Task goal
Select, from the data, each line where "command" occurs.

▼▼▼

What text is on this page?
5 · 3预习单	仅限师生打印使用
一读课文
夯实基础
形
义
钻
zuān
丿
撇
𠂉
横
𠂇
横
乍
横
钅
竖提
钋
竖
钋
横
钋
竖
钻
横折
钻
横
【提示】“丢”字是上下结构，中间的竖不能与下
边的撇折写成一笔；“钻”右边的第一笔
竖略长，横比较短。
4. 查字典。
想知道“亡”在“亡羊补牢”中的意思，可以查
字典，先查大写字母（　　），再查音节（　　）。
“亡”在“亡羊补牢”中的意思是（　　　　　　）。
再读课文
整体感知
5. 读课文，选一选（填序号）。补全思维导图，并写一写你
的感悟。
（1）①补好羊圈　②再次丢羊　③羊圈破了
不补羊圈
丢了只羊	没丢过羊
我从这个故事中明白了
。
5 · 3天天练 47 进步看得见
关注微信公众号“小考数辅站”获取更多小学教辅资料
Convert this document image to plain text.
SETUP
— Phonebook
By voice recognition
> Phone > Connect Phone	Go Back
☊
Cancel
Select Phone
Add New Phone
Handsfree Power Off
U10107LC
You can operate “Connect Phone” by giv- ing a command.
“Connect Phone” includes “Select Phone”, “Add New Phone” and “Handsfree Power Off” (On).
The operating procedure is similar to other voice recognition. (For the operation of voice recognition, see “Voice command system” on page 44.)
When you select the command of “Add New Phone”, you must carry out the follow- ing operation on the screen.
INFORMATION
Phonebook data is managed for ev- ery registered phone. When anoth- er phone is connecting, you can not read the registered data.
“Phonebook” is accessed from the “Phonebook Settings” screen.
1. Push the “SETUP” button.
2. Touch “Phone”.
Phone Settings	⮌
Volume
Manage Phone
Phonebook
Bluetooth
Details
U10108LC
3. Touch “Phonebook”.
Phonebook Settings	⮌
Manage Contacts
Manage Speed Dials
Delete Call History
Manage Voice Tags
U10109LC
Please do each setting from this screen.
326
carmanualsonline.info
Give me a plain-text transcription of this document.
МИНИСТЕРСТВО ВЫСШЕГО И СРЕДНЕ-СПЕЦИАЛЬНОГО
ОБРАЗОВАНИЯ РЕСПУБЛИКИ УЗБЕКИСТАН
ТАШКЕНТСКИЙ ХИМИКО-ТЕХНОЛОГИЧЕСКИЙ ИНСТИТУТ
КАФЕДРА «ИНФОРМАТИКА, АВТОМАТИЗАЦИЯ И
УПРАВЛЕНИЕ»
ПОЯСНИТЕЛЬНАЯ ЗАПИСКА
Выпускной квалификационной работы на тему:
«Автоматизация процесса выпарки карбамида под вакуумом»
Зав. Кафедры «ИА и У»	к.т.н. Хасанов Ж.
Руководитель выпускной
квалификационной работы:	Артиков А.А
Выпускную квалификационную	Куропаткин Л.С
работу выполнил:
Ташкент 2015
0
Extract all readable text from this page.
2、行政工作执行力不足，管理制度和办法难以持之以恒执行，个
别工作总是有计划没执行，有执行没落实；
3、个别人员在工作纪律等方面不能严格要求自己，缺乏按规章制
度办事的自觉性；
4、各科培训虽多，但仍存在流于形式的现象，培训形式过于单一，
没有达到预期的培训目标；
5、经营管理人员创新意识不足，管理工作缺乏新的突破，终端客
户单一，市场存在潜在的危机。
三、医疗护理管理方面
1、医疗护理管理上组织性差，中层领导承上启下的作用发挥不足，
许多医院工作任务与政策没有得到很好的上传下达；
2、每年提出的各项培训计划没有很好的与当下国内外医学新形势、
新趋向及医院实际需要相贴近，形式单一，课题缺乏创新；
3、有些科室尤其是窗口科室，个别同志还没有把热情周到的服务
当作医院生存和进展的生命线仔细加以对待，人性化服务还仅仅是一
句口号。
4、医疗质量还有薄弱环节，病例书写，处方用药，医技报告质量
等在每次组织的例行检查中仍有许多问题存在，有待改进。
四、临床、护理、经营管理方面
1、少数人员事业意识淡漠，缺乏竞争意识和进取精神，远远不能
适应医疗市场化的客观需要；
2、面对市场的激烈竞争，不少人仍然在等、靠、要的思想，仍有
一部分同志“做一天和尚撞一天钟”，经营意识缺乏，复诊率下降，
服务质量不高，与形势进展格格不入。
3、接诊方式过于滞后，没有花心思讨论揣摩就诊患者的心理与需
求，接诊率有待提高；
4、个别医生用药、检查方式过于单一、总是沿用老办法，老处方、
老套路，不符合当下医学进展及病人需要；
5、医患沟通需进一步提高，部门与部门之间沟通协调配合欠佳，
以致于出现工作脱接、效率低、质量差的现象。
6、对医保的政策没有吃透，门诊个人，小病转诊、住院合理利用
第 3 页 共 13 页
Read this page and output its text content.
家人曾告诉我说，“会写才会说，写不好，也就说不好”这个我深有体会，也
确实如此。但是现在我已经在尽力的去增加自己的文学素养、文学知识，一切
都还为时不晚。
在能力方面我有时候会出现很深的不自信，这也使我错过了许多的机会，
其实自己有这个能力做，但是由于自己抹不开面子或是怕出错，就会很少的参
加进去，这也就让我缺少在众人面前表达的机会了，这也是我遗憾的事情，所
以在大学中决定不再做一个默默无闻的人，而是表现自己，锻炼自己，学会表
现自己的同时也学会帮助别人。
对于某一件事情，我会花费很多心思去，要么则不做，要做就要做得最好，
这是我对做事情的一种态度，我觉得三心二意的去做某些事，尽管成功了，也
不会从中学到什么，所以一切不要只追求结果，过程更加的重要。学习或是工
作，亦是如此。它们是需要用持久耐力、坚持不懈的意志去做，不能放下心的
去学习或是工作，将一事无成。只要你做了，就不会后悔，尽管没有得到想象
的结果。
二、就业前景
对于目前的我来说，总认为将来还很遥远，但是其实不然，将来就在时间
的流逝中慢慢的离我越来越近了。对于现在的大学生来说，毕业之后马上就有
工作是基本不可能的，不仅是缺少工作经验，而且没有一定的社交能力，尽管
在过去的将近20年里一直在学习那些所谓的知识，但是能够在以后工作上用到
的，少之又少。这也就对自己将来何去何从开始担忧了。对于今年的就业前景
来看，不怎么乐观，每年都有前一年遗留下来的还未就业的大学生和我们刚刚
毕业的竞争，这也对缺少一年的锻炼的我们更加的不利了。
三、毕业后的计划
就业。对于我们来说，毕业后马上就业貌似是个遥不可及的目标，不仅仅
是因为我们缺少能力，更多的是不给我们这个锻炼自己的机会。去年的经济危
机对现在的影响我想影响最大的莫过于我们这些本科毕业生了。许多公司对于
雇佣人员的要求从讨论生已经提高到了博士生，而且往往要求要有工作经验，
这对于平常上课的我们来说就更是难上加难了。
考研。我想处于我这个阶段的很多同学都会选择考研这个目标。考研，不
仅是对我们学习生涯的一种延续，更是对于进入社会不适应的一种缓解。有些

▲▲▲

Response below
You can operate “Connect Phone” by giv- ing a command.
The operating procedure is similar to other voice recognition. (For the operation of voice recognition, see “Voice command system” on page 44.)
When you select the command of “Add New Phone”, you must carry out the follow- ing operation on the screen.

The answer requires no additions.